[Dataset rows about figures]

================================

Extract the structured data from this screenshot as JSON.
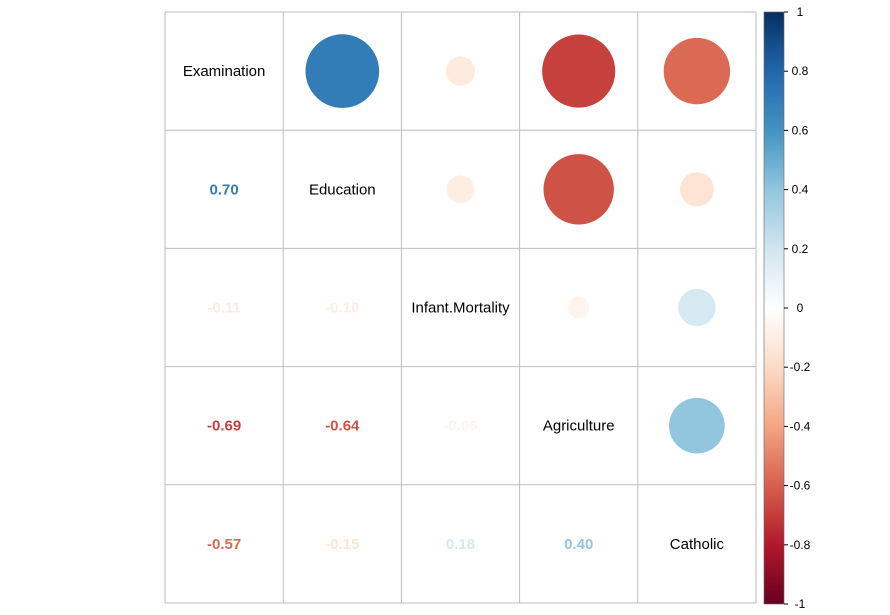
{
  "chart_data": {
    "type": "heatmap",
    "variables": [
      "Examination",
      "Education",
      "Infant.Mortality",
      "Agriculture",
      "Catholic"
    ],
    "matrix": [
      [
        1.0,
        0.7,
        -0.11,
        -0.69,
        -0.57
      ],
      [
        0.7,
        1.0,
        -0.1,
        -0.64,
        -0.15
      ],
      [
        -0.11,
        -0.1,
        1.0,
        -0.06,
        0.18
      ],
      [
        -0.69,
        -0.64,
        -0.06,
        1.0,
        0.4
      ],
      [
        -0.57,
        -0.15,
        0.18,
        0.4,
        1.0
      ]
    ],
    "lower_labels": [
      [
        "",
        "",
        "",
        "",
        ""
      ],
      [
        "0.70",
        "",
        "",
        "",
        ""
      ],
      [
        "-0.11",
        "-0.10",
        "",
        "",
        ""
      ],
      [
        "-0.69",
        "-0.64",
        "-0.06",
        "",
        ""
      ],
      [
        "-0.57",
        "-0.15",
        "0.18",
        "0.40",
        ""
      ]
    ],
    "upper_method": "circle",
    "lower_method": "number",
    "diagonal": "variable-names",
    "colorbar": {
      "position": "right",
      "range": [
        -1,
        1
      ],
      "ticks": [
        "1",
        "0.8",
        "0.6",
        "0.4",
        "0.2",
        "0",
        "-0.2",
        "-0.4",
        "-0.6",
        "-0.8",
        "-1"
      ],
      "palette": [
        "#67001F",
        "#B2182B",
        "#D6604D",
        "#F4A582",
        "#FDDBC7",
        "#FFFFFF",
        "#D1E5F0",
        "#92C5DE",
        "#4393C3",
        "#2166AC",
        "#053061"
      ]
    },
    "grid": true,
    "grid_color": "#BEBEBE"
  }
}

================================

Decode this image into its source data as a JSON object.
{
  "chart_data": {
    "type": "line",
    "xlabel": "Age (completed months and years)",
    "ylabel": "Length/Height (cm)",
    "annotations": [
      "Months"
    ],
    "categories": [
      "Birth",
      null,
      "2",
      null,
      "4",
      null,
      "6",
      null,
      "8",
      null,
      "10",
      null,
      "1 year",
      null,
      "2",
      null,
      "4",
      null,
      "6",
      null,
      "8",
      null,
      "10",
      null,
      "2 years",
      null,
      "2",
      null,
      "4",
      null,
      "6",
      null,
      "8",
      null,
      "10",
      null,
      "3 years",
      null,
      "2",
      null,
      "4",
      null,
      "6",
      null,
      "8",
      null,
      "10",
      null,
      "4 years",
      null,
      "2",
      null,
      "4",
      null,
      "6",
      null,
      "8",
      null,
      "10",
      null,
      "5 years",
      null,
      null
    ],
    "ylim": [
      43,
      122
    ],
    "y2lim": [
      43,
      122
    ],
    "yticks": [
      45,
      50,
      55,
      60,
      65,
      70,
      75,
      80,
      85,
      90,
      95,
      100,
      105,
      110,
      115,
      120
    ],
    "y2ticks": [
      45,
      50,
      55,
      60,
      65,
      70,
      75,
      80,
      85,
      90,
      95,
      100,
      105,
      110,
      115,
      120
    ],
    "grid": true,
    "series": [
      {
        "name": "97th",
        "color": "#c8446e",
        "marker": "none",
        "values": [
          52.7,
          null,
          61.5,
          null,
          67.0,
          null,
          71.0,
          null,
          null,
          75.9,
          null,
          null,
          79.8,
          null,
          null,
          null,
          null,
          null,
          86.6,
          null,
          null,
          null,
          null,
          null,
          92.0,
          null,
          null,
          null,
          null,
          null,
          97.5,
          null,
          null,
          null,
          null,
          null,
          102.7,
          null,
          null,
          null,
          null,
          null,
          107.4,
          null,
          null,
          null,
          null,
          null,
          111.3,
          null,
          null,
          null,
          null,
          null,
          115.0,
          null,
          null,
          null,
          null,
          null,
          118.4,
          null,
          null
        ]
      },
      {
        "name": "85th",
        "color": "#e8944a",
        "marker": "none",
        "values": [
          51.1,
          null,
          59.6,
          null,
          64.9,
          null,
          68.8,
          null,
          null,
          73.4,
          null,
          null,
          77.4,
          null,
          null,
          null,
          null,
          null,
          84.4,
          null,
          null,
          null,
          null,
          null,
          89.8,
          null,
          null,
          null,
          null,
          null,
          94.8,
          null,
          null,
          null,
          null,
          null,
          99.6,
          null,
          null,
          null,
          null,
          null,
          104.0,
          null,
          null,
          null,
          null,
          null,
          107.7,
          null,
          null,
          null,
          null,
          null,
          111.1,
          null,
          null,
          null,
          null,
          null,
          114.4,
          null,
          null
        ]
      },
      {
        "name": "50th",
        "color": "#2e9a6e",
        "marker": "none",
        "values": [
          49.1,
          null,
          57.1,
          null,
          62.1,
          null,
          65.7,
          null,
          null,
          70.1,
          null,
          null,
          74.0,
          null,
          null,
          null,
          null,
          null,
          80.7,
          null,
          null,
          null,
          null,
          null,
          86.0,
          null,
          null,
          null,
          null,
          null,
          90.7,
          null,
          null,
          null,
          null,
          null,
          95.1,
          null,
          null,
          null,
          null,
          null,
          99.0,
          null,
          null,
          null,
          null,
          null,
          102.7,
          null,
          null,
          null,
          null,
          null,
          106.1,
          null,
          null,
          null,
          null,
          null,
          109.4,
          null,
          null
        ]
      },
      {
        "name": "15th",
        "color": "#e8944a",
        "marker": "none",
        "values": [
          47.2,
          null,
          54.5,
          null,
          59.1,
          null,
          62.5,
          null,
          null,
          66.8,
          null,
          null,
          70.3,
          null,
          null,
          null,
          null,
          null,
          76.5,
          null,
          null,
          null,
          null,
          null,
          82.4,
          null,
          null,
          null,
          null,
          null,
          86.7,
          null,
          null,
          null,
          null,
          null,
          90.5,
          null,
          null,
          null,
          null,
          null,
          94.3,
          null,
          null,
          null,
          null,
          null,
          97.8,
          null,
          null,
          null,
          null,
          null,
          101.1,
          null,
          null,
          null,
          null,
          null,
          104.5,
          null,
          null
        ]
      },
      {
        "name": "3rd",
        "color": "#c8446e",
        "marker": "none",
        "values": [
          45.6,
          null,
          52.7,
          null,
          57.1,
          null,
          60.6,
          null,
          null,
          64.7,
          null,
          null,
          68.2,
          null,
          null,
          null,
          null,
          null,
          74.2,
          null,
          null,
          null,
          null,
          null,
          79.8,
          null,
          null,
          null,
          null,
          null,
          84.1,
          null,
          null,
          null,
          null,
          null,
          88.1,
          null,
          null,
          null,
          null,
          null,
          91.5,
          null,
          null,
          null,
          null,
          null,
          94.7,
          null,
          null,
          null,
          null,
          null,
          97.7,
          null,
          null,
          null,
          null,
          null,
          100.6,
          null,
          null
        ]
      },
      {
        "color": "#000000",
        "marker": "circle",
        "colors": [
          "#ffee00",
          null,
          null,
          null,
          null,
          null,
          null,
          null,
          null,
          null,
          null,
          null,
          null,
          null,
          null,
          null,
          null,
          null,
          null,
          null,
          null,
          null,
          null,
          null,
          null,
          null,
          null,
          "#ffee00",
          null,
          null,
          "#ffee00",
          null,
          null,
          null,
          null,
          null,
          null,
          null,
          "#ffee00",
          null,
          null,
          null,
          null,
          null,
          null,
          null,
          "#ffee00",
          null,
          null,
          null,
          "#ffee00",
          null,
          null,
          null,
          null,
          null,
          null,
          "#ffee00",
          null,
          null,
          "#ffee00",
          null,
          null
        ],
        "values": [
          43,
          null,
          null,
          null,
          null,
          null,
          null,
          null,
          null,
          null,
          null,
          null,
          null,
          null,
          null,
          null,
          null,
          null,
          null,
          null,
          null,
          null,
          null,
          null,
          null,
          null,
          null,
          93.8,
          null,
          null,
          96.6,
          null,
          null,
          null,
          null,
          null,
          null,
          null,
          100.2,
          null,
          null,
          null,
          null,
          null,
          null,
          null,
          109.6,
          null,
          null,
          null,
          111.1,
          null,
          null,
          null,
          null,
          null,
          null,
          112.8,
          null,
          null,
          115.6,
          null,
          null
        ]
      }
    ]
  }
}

================================

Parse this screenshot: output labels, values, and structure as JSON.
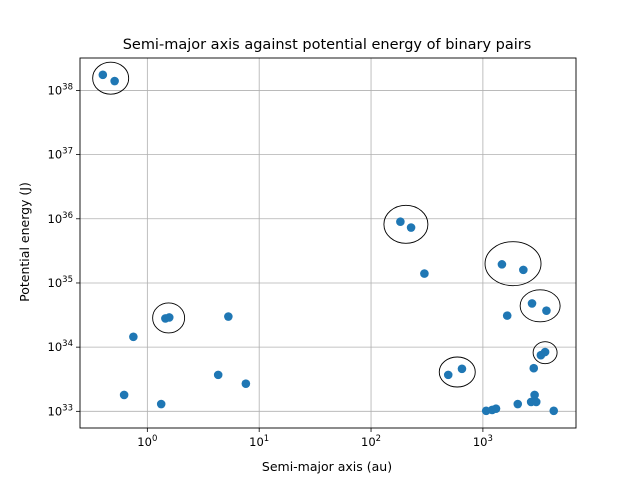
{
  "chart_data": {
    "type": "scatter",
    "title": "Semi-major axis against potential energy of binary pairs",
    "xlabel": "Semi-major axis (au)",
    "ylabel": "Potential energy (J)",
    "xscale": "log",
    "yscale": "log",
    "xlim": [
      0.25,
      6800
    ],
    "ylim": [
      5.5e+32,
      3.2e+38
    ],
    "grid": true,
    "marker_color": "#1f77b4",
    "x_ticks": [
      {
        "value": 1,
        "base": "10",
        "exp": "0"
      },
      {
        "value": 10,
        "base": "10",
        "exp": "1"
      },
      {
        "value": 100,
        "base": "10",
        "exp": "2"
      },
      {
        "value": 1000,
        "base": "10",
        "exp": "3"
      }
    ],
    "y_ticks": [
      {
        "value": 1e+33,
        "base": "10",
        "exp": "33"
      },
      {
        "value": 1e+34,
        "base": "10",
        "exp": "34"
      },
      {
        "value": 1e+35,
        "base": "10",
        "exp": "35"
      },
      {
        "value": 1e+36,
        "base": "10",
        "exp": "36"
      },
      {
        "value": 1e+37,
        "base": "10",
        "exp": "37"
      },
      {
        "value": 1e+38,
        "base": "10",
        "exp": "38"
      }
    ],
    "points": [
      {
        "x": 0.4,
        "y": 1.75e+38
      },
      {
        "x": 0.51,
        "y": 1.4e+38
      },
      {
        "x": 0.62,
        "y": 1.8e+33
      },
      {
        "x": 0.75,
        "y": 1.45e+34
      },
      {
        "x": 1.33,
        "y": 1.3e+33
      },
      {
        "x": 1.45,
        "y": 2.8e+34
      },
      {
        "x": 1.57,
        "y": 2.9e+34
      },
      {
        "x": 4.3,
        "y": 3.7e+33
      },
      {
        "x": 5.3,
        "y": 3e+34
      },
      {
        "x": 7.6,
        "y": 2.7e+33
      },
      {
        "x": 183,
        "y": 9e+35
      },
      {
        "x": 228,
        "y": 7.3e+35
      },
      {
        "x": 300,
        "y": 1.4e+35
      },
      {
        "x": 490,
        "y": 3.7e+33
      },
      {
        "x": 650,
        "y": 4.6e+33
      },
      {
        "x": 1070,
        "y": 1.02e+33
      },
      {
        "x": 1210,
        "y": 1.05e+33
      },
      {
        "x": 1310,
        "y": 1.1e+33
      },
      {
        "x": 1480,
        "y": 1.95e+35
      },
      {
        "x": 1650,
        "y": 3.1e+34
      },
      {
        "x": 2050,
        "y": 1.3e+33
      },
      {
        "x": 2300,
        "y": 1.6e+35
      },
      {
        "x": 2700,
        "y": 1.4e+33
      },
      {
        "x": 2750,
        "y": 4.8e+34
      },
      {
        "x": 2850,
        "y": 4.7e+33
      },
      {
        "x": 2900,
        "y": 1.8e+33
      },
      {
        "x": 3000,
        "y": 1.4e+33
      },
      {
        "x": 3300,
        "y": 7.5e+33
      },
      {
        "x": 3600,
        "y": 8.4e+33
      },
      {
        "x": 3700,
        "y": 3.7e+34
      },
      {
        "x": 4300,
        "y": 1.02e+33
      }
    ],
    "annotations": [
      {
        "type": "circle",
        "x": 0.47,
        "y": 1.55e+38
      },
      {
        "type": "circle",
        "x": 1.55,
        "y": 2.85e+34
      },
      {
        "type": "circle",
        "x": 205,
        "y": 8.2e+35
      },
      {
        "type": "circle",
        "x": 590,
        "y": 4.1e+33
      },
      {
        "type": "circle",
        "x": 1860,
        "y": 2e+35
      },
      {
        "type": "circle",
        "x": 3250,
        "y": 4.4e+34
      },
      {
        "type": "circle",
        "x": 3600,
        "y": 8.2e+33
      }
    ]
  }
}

================================

In the records above, locate the lines holding the word "axis". Copy each of them.

    "title": "Semi-major axis against potential energy of binary pairs",
    "xlabel": "Semi-major axis (au)",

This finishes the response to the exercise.